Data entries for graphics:
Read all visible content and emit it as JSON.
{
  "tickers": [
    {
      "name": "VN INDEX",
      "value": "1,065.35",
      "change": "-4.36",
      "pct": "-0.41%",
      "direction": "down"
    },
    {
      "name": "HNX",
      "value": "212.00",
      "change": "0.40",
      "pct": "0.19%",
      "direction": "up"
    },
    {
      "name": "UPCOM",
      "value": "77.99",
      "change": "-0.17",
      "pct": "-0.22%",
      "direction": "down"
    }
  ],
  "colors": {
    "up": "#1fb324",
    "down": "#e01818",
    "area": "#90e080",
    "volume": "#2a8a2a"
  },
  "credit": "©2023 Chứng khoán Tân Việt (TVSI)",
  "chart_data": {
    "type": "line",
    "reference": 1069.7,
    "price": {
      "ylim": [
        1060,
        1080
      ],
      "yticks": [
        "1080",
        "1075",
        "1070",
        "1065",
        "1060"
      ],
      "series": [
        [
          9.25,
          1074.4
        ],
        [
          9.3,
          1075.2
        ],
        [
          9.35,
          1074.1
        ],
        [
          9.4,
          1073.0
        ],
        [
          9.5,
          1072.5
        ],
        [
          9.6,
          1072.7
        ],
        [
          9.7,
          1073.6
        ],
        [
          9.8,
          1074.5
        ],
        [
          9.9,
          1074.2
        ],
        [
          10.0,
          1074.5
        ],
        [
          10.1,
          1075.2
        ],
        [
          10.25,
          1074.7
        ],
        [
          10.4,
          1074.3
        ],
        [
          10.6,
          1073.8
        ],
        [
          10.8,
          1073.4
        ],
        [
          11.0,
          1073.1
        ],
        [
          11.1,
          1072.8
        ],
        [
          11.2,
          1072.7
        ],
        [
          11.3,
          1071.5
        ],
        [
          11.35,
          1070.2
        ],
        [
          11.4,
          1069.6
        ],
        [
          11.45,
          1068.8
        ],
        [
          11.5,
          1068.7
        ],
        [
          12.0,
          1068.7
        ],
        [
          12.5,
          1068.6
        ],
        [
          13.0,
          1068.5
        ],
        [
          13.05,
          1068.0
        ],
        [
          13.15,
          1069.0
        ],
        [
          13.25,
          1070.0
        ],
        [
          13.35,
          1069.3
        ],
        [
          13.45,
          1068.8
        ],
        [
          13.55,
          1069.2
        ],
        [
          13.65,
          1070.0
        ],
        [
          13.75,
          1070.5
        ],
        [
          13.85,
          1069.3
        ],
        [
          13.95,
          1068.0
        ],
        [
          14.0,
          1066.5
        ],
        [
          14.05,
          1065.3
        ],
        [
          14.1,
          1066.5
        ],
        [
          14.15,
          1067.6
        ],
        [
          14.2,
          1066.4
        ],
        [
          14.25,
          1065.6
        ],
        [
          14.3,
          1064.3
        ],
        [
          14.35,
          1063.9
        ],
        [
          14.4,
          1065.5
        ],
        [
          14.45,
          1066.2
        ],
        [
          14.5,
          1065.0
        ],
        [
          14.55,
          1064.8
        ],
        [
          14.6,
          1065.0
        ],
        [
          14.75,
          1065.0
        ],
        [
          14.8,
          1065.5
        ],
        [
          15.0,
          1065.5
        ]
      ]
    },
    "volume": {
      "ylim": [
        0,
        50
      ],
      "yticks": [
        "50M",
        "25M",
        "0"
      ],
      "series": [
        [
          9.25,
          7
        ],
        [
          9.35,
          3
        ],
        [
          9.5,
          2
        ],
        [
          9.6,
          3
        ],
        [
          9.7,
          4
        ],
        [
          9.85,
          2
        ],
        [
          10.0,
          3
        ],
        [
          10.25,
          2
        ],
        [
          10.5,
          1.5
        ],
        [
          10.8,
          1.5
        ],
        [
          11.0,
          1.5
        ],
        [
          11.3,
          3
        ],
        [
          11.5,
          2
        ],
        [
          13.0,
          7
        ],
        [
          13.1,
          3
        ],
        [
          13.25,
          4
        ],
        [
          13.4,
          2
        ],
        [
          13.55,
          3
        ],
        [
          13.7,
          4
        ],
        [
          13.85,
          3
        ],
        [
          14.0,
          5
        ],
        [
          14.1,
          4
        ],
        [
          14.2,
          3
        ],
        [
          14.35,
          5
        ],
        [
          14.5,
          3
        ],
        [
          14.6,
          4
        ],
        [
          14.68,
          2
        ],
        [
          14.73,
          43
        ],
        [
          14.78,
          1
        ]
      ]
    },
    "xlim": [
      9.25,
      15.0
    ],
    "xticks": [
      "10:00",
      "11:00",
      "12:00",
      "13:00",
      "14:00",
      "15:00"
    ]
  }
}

WHAT TO PRODUCE:
Output the full listing without altering anything.

ANSWER:
Read all visible content and emit it as JSON.
{
  "tickers": [
    {
      "name": "VN INDEX",
      "value": "1,065.35",
      "change": "-4.36",
      "pct": "-0.41%",
      "direction": "down"
    },
    {
      "name": "HNX",
      "value": "212.00",
      "change": "0.40",
      "pct": "0.19%",
      "direction": "up"
    },
    {
      "name": "UPCOM",
      "value": "77.99",
      "change": "-0.17",
      "pct": "-0.22%",
      "direction": "down"
    }
  ],
  "colors": {
    "up": "#1fb324",
    "down": "#e01818",
    "area": "#90e080",
    "volume": "#2a8a2a"
  },
  "credit": "©2023 Chứng khoán Tân Việt (TVSI)",
  "chart_data": {
    "type": "line",
    "reference": 1069.7,
    "price": {
      "ylim": [
        1060,
        1080
      ],
      "yticks": [
        "1080",
        "1075",
        "1070",
        "1065",
        "1060"
      ],
      "series": [
        [
          9.25,
          1074.4
        ],
        [
          9.3,
          1075.2
        ],
        [
          9.35,
          1074.1
        ],
        [
          9.4,
          1073.0
        ],
        [
          9.5,
          1072.5
        ],
        [
          9.6,
          1072.7
        ],
        [
          9.7,
          1073.6
        ],
        [
          9.8,
          1074.5
        ],
        [
          9.9,
          1074.2
        ],
        [
          10.0,
          1074.5
        ],
        [
          10.1,
          1075.2
        ],
        [
          10.25,
          1074.7
        ],
        [
          10.4,
          1074.3
        ],
        [
          10.6,
          1073.8
        ],
        [
          10.8,
          1073.4
        ],
        [
          11.0,
          1073.1
        ],
        [
          11.1,
          1072.8
        ],
        [
          11.2,
          1072.7
        ],
        [
          11.3,
          1071.5
        ],
        [
          11.35,
          1070.2
        ],
        [
          11.4,
          1069.6
        ],
        [
          11.45,
          1068.8
        ],
        [
          11.5,
          1068.7
        ],
        [
          12.0,
          1068.7
        ],
        [
          12.5,
          1068.6
        ],
        [
          13.0,
          1068.5
        ],
        [
          13.05,
          1068.0
        ],
        [
          13.15,
          1069.0
        ],
        [
          13.25,
          1070.0
        ],
        [
          13.35,
          1069.3
        ],
        [
          13.45,
          1068.8
        ],
        [
          13.55,
          1069.2
        ],
        [
          13.65,
          1070.0
        ],
        [
          13.75,
          1070.5
        ],
        [
          13.85,
          1069.3
        ],
        [
          13.95,
          1068.0
        ],
        [
          14.0,
          1066.5
        ],
        [
          14.05,
          1065.3
        ],
        [
          14.1,
          1066.5
        ],
        [
          14.15,
          1067.6
        ],
        [
          14.2,
          1066.4
        ],
        [
          14.25,
          1065.6
        ],
        [
          14.3,
          1064.3
        ],
        [
          14.35,
          1063.9
        ],
        [
          14.4,
          1065.5
        ],
        [
          14.45,
          1066.2
        ],
        [
          14.5,
          1065.0
        ],
        [
          14.55,
          1064.8
        ],
        [
          14.6,
          1065.0
        ],
        [
          14.75,
          1065.0
        ],
        [
          14.8,
          1065.5
        ],
        [
          15.0,
          1065.5
        ]
      ]
    },
    "volume": {
      "ylim": [
        0,
        50
      ],
      "yticks": [
        "50M",
        "25M",
        "0"
      ],
      "series": [
        [
          9.25,
          7
        ],
        [
          9.35,
          3
        ],
        [
          9.5,
          2
        ],
        [
          9.6,
          3
        ],
        [
          9.7,
          4
        ],
        [
          9.85,
          2
        ],
        [
          10.0,
          3
        ],
        [
          10.25,
          2
        ],
        [
          10.5,
          1.5
        ],
        [
          10.8,
          1.5
        ],
        [
          11.0,
          1.5
        ],
        [
          11.3,
          3
        ],
        [
          11.5,
          2
        ],
        [
          13.0,
          7
        ],
        [
          13.1,
          3
        ],
        [
          13.25,
          4
        ],
        [
          13.4,
          2
        ],
        [
          13.55,
          3
        ],
        [
          13.7,
          4
        ],
        [
          13.85,
          3
        ],
        [
          14.0,
          5
        ],
        [
          14.1,
          4
        ],
        [
          14.2,
          3
        ],
        [
          14.35,
          5
        ],
        [
          14.5,
          3
        ],
        [
          14.6,
          4
        ],
        [
          14.68,
          2
        ],
        [
          14.73,
          43
        ],
        [
          14.78,
          1
        ]
      ]
    },
    "xlim": [
      9.25,
      15.0
    ],
    "xticks": [
      "10:00",
      "11:00",
      "12:00",
      "13:00",
      "14:00",
      "15:00"
    ]
  }
}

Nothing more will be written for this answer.